2DseisvelGenerator

Author : Ankur Kumar

This is a generative model that will generate the random samples of high quality seismic velocity models of earth's subsurface. This is a good application of Generative AI in the field of Geoscience.

Figure 1: Wang, Fu, Huang, Xinquan, and Alkhalifah, Tariq

Go to my Hugging Face profile and learn how you can generate high quality random samples of seismic velocity models with few lines of code. You can aslo see my Spaces in Hugging Face Community. You can see more details about this generative model in 2DseisvelGenerator's model card. So well , this is a quick introduction of my repositories. Now I am going to tell you that "What are the fundamental principles working behined this model and why i choose this ! 🤗. So let's start

📃 A Brief Introduction to Seismic FWI and It's Challenges 🙇🏻

Seismic Full Waveform Inversion (FWI) is a sophisticated geophysical technique designed to produce high-resolution subsurface models by aligning observed seismic data with synthetic data generated from a predictive model. It involves iteratively updating a model of the Earth's properties (such as velocity, density, etc) until the synthetic waveforms match the observed ones. Unlike conventional inversion methods, which often rely on specific portions of seismic data like travel times or amplitude, FWI utilizes the entire seismic waveform, incorporating both amplitude and phase information. This comprehensive approach results in far more detailed subsurface models.There are two methods of approaching the seismic full waveform inversion problem first one is traditional method approach and another one is data driven approach. In traditional inversion approach FWI is difficult due to its ill-posedness, nonlinearity, limited resolution , computational complexity and time-consuming nature Learn More [2]. In this approach our model may get stuck in local minima, results poor convergence.These complexities make FWI extreme difficult and time-intensive to solve. In contrast, data-driven approaches provide a powerful alternative to traditional FWI by leveraging deep learning to handle nonlinearity, reduce computational costs and enhance the resolution. Various neural network architectures have been explored, but challenges remain in generalizing to different source functions and ensuring robustness against noise and missing data.

What are those challenges ? Let's see an example 🌝 :

Our traditional neural networks and most standard machine learning models are based on the assumption that the data used for training and testing are independent and identically distributed (i.i.d.)[3]. Here independent means each data point is independent of the others and identically distributed means all data points are drawn from the same probability distribution. The i.i.d. assumption does not hold in many real-world scenarios due to unforeseen distributional shift , leading to challenges in OOD generalization[3].Full Waveform Inversion (FWI) faces significant challenges in generalizing to out-of-distribution (OOD) data, where the test data distribution differs from the training data distribution , causing degradation in models performance[3].This is just one example of the many challenges we face when trying to generalize Neural Networks for seismic Full Waveform Inversion (FWI) problems, we will see these latter.

### Labeled region entries
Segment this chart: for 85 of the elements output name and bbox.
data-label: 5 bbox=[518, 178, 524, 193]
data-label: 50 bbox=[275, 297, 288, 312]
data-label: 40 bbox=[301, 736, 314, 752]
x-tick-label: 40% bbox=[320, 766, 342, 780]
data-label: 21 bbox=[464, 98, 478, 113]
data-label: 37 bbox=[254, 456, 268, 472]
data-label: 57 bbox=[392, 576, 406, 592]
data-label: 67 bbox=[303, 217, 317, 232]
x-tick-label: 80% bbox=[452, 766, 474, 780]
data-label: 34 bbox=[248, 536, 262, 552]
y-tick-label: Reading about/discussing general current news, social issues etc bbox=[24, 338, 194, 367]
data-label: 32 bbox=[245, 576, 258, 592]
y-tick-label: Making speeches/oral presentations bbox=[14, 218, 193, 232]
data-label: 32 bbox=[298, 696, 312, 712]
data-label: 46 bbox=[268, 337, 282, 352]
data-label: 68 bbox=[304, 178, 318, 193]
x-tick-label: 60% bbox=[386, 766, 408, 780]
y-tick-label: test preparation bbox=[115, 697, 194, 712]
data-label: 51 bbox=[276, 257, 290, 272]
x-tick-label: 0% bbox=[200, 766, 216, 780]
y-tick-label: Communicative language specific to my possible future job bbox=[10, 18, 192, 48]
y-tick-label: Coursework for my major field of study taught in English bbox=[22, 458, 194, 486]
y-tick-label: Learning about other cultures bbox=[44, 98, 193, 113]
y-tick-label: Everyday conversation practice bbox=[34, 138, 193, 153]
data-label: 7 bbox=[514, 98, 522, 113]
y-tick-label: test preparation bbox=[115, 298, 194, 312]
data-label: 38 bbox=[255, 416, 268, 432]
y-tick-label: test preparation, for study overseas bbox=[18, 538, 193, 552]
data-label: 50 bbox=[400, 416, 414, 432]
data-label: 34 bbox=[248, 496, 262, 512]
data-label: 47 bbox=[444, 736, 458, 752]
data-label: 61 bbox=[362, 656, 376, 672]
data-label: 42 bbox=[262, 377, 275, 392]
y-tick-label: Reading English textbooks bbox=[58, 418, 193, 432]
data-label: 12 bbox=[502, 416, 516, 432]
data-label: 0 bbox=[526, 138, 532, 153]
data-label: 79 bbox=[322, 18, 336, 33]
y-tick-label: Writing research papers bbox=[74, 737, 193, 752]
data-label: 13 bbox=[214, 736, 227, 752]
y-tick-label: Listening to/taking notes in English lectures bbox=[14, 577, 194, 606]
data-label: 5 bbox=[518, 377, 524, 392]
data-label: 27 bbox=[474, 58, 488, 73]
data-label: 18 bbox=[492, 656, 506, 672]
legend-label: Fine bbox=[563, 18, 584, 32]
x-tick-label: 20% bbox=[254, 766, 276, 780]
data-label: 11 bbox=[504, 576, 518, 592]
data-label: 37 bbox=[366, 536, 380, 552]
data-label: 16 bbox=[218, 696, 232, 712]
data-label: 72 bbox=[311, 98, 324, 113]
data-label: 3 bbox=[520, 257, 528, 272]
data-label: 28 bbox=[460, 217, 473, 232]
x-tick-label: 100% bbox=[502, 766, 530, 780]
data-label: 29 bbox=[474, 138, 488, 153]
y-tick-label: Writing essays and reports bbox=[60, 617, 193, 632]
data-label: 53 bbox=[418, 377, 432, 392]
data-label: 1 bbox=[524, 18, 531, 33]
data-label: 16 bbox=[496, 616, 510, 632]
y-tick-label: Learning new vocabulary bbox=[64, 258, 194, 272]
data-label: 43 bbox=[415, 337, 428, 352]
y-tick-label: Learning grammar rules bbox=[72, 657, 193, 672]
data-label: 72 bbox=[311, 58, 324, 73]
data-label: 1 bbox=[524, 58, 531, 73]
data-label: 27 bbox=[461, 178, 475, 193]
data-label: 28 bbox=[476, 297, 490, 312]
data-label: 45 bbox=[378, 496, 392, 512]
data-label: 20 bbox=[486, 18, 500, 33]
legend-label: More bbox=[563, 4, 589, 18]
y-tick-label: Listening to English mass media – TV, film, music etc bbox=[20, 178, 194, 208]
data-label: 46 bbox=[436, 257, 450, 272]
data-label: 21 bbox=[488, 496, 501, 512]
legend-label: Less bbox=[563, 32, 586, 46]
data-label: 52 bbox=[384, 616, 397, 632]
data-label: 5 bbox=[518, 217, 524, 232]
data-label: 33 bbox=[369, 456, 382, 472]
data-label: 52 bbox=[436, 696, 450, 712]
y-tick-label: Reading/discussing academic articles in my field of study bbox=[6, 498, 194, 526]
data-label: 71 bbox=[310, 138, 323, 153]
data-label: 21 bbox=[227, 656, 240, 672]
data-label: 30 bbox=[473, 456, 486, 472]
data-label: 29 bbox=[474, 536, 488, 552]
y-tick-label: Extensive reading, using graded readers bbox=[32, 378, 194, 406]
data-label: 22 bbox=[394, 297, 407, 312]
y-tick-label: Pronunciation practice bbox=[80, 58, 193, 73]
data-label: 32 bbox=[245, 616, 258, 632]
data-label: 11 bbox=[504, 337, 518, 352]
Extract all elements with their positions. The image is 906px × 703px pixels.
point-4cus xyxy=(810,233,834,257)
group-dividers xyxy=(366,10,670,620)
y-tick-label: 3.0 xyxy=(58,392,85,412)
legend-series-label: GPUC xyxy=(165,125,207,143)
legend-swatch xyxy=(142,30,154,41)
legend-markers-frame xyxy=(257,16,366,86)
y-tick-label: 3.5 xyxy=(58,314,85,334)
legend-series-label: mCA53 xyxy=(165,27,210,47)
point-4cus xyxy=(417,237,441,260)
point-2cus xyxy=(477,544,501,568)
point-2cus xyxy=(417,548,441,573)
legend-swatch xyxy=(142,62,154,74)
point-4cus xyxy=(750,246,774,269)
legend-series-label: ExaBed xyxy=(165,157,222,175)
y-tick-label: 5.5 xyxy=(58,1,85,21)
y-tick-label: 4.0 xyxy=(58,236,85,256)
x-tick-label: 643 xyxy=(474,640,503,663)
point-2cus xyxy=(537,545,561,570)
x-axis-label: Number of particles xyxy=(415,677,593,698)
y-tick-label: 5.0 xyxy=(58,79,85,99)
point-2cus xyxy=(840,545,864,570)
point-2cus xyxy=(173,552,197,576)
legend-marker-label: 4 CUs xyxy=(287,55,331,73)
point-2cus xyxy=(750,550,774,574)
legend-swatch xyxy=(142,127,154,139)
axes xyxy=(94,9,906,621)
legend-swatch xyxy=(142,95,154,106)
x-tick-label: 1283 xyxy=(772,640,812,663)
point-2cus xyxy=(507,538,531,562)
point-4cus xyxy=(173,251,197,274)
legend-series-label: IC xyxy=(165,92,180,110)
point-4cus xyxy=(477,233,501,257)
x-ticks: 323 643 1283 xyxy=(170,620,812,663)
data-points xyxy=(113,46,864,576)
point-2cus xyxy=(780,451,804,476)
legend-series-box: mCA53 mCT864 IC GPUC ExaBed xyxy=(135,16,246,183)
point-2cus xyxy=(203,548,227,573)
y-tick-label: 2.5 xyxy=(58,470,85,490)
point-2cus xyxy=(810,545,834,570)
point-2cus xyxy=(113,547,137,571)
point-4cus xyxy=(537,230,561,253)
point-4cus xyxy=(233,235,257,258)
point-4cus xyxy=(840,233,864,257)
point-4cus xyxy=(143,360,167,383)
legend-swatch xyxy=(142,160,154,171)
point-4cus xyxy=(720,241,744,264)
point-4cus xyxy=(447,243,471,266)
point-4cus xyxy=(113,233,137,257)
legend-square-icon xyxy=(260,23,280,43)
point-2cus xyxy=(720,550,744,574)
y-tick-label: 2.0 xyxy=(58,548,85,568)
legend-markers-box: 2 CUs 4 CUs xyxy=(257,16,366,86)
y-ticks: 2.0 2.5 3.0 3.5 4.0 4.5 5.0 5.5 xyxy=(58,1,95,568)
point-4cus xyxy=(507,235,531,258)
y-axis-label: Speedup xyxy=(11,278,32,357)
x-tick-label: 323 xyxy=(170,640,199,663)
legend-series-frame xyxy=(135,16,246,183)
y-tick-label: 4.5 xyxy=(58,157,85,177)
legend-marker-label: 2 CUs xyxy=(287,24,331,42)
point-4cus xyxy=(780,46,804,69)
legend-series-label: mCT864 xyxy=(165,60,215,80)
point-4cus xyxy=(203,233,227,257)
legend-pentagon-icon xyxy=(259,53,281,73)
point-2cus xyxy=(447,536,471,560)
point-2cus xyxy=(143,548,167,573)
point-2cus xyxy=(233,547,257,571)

### Required work
In the text on seismic velocity models, list every property named as making FWI difficult in the traditional inversion approach.

### Task response
- ill-posedness
- nonlinearity
- limited resolution
- computational complexity
- time-consuming nature